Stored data
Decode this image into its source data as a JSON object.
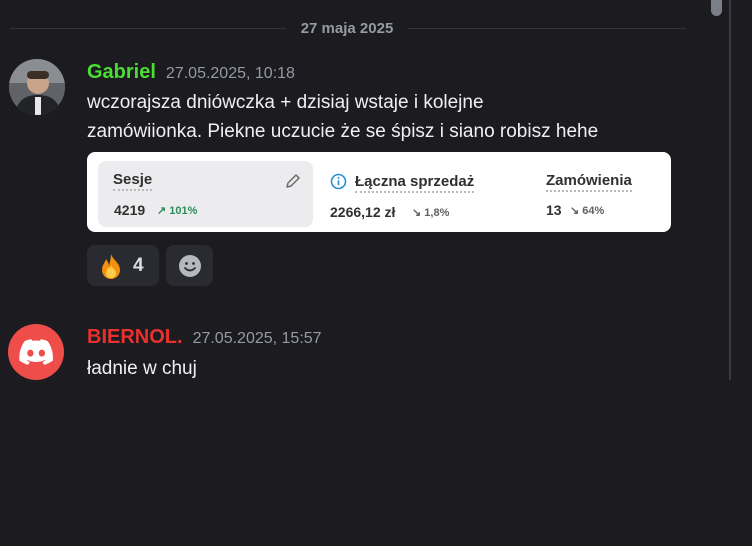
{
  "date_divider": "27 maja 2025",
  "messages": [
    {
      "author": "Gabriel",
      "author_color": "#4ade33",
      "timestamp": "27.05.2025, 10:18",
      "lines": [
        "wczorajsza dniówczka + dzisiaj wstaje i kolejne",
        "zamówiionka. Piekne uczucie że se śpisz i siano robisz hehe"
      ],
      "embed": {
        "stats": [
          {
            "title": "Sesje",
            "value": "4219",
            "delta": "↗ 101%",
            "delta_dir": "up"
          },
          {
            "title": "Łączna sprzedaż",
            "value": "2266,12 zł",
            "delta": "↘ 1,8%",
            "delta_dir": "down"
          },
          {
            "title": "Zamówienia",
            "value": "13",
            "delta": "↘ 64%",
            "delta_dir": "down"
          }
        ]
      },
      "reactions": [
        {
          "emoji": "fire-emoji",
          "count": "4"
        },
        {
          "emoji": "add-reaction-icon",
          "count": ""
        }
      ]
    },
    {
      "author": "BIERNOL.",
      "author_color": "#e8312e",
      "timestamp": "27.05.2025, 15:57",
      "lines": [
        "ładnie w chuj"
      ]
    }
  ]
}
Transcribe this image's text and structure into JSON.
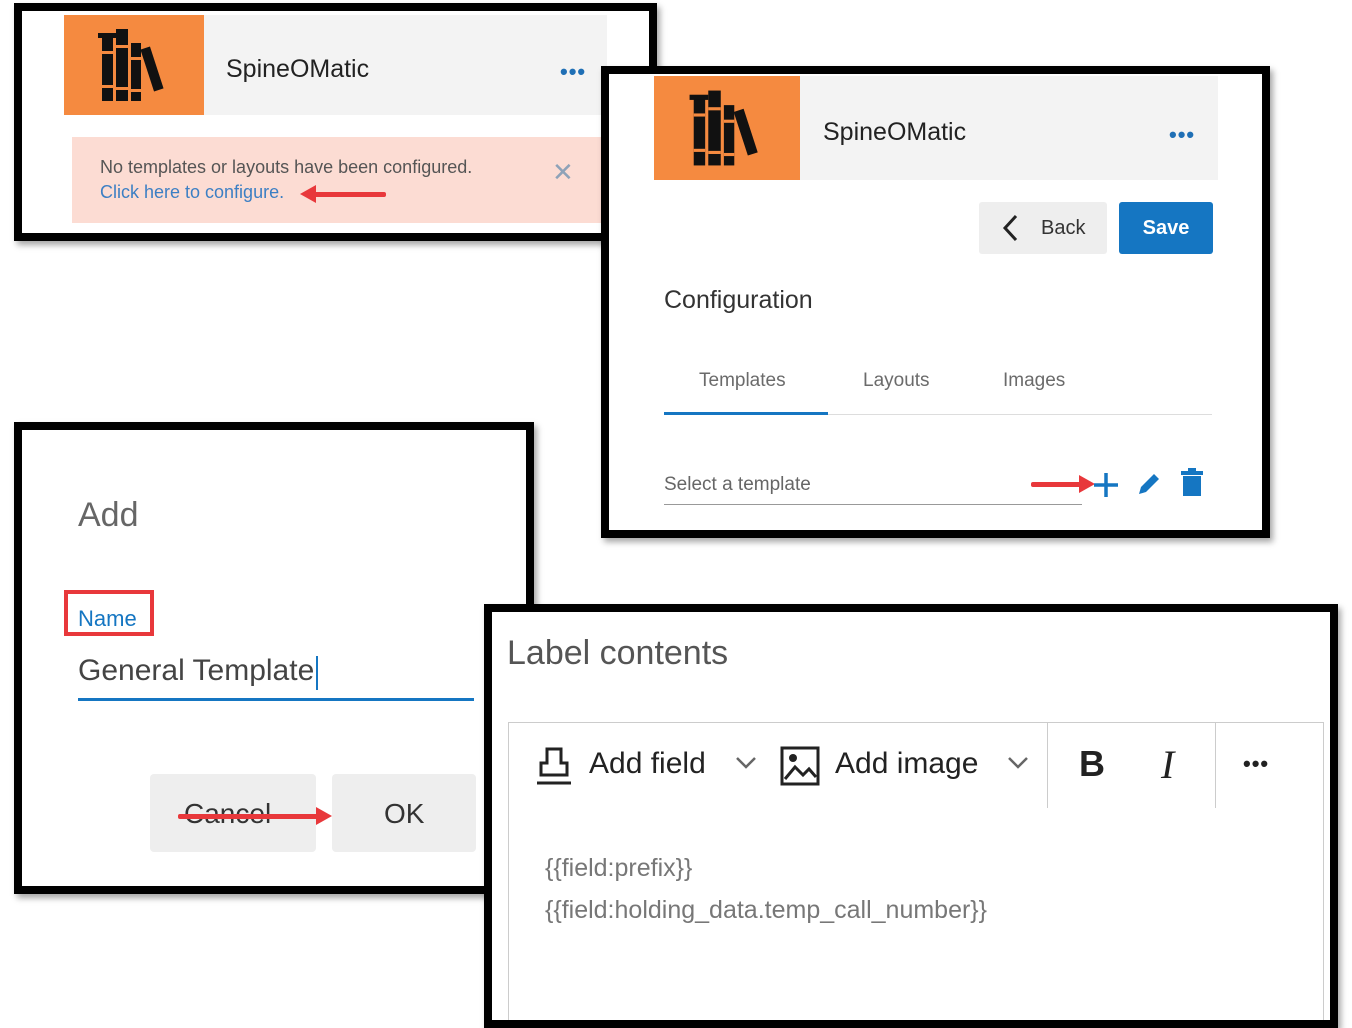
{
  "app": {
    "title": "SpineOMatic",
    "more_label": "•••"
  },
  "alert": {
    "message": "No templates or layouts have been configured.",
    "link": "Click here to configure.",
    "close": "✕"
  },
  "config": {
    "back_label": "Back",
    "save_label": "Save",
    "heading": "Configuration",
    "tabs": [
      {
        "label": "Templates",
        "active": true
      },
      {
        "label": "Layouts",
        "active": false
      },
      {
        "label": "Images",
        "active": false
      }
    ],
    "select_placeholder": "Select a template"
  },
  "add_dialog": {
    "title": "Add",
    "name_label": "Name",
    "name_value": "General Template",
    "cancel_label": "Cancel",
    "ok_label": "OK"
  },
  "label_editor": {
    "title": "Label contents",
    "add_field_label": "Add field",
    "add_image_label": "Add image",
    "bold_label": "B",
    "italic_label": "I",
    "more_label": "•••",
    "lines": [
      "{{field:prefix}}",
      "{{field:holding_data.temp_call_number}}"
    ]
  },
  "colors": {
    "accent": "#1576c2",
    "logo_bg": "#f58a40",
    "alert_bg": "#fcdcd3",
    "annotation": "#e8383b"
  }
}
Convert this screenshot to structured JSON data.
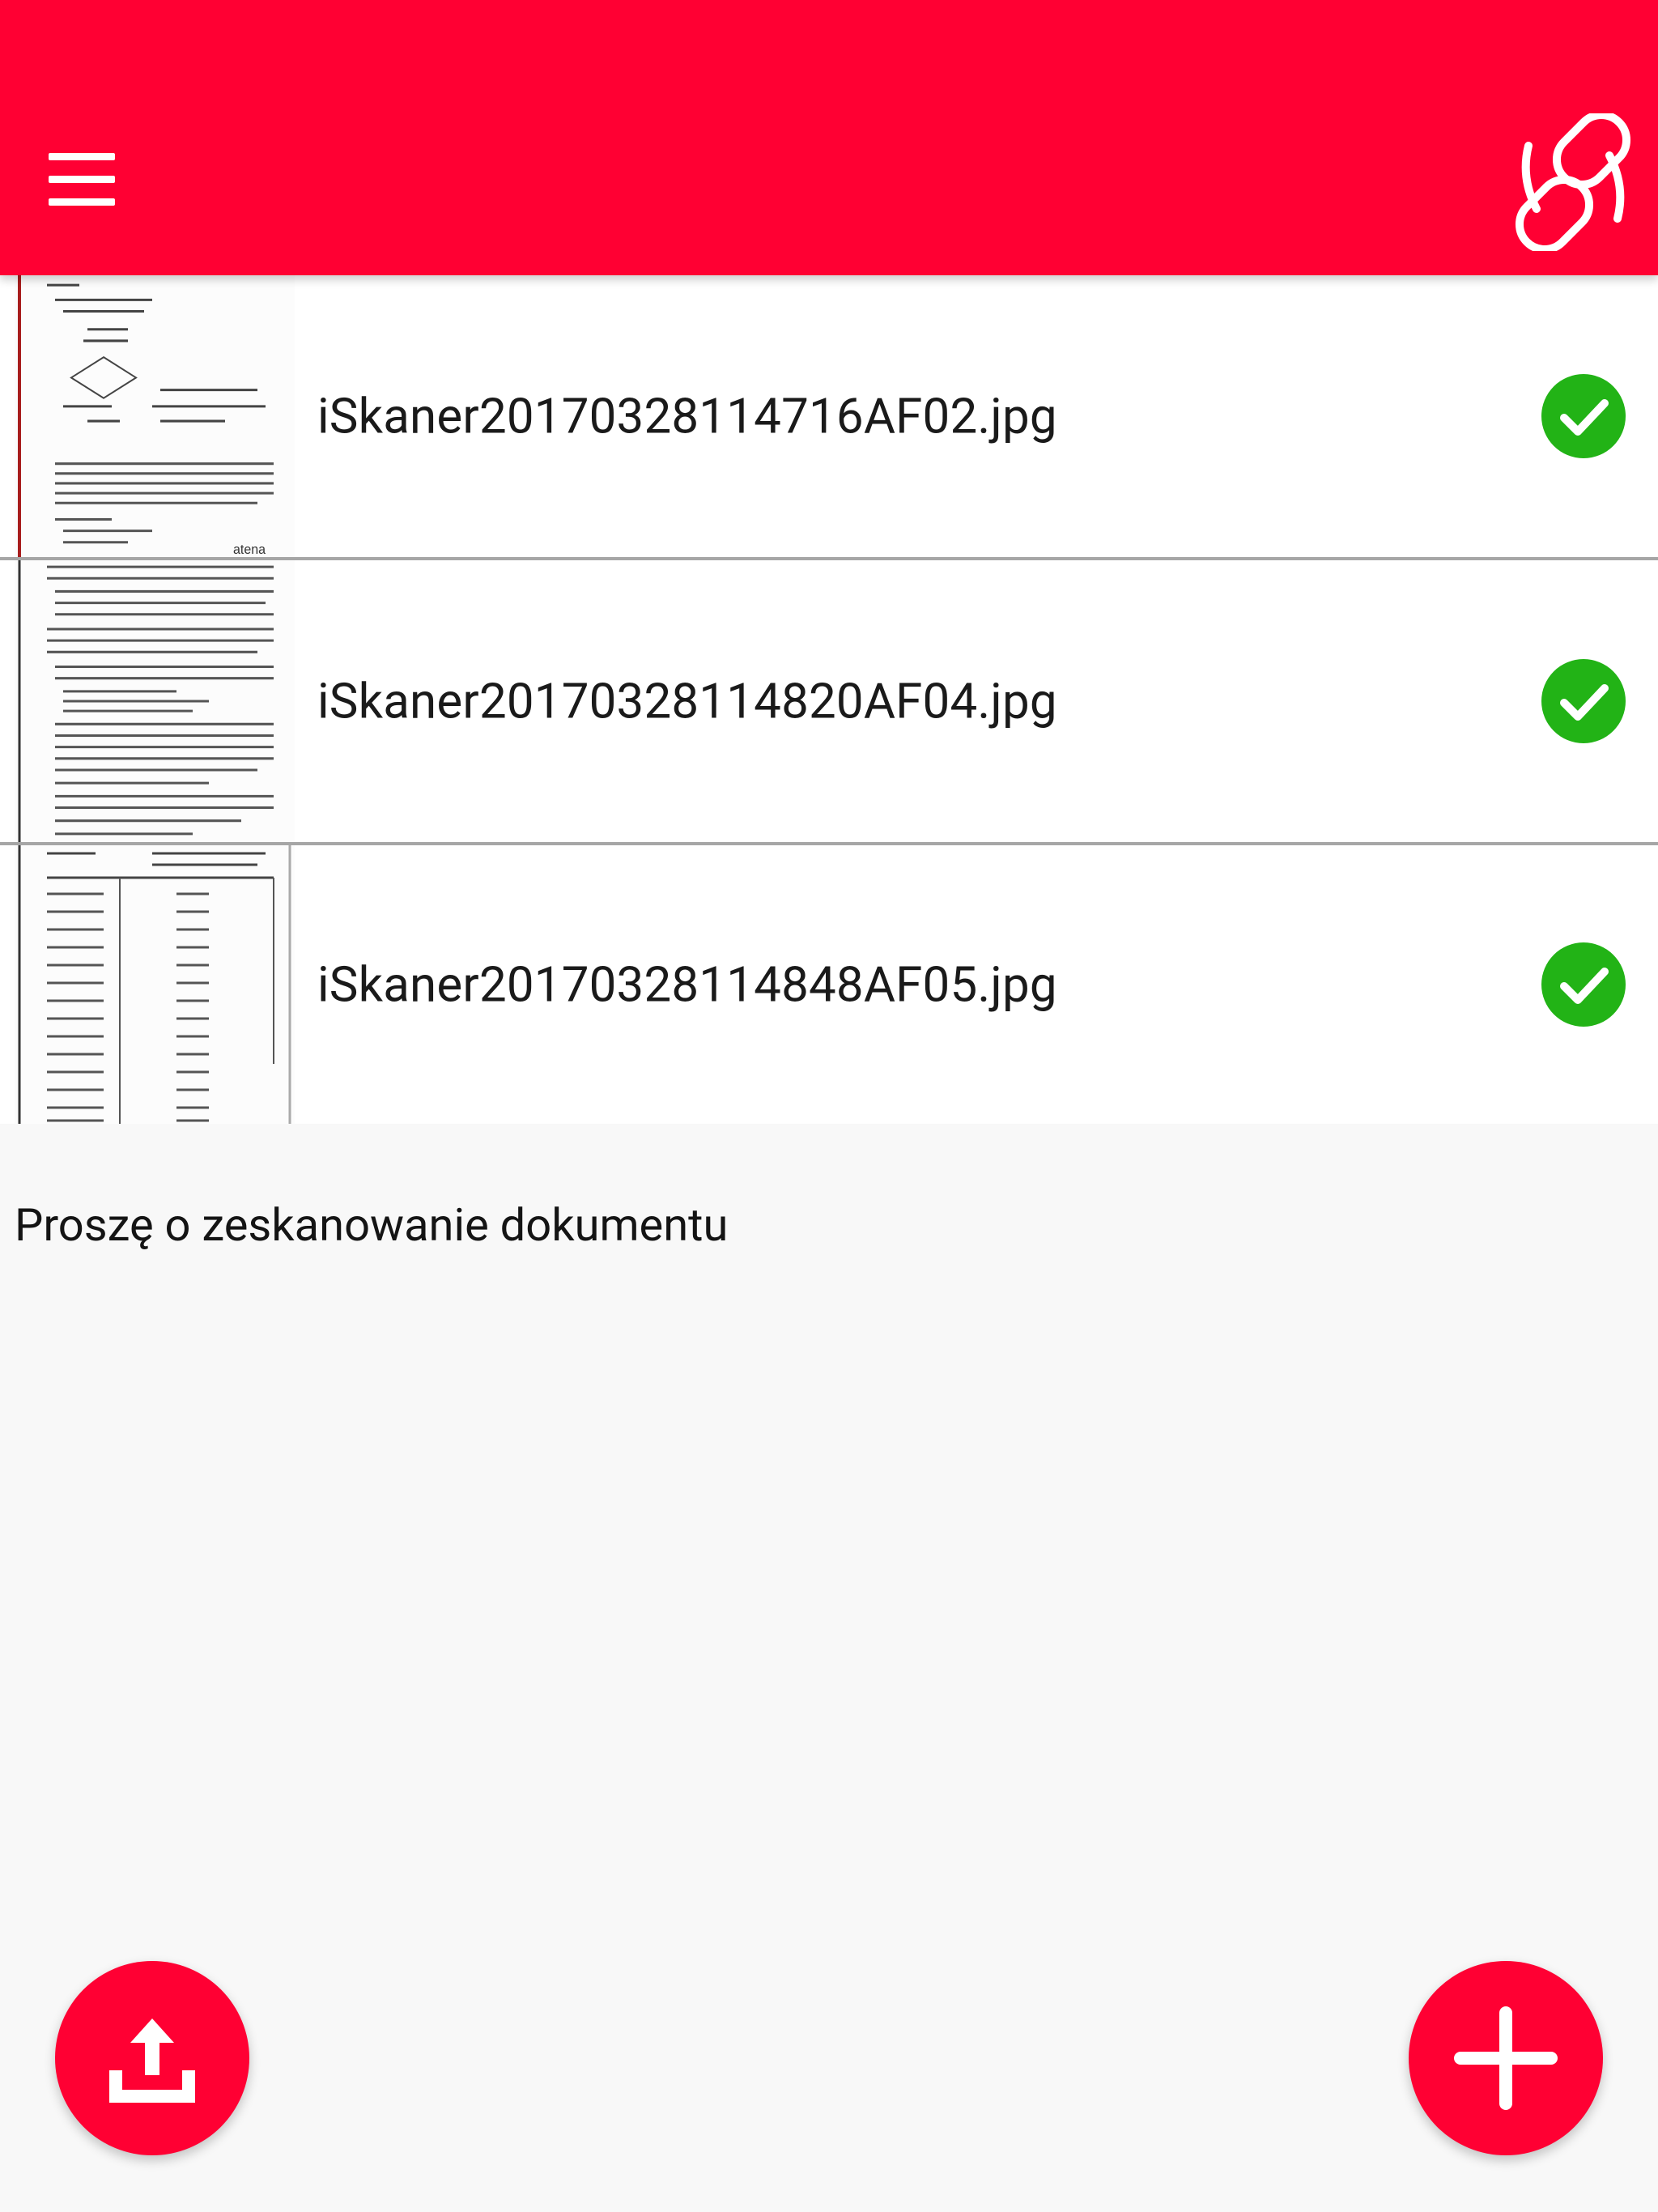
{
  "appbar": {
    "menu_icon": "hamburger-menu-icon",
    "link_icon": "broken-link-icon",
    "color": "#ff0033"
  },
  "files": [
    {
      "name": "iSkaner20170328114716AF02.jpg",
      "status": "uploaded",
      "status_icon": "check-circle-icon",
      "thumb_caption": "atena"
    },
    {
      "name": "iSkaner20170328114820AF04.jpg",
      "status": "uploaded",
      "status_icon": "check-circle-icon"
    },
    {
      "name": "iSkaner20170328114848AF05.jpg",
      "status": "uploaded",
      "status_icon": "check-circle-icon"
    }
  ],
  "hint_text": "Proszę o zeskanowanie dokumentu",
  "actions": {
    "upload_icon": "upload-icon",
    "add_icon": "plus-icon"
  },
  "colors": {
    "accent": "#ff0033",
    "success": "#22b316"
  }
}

=== Instructions for the task ===
Print again, word for word, every line from the line with "Convert this screenshot" to the final line of the records, inclusive; skip the pictures.

=== Exercise output ===
Convert this screenshot to structured JSON data.
{
  "appbar": {
    "menu_icon": "hamburger-menu-icon",
    "link_icon": "broken-link-icon",
    "color": "#ff0033"
  },
  "files": [
    {
      "name": "iSkaner20170328114716AF02.jpg",
      "status": "uploaded",
      "status_icon": "check-circle-icon",
      "thumb_caption": "atena"
    },
    {
      "name": "iSkaner20170328114820AF04.jpg",
      "status": "uploaded",
      "status_icon": "check-circle-icon"
    },
    {
      "name": "iSkaner20170328114848AF05.jpg",
      "status": "uploaded",
      "status_icon": "check-circle-icon"
    }
  ],
  "hint_text": "Proszę o zeskanowanie dokumentu",
  "actions": {
    "upload_icon": "upload-icon",
    "add_icon": "plus-icon"
  },
  "colors": {
    "accent": "#ff0033",
    "success": "#22b316"
  }
}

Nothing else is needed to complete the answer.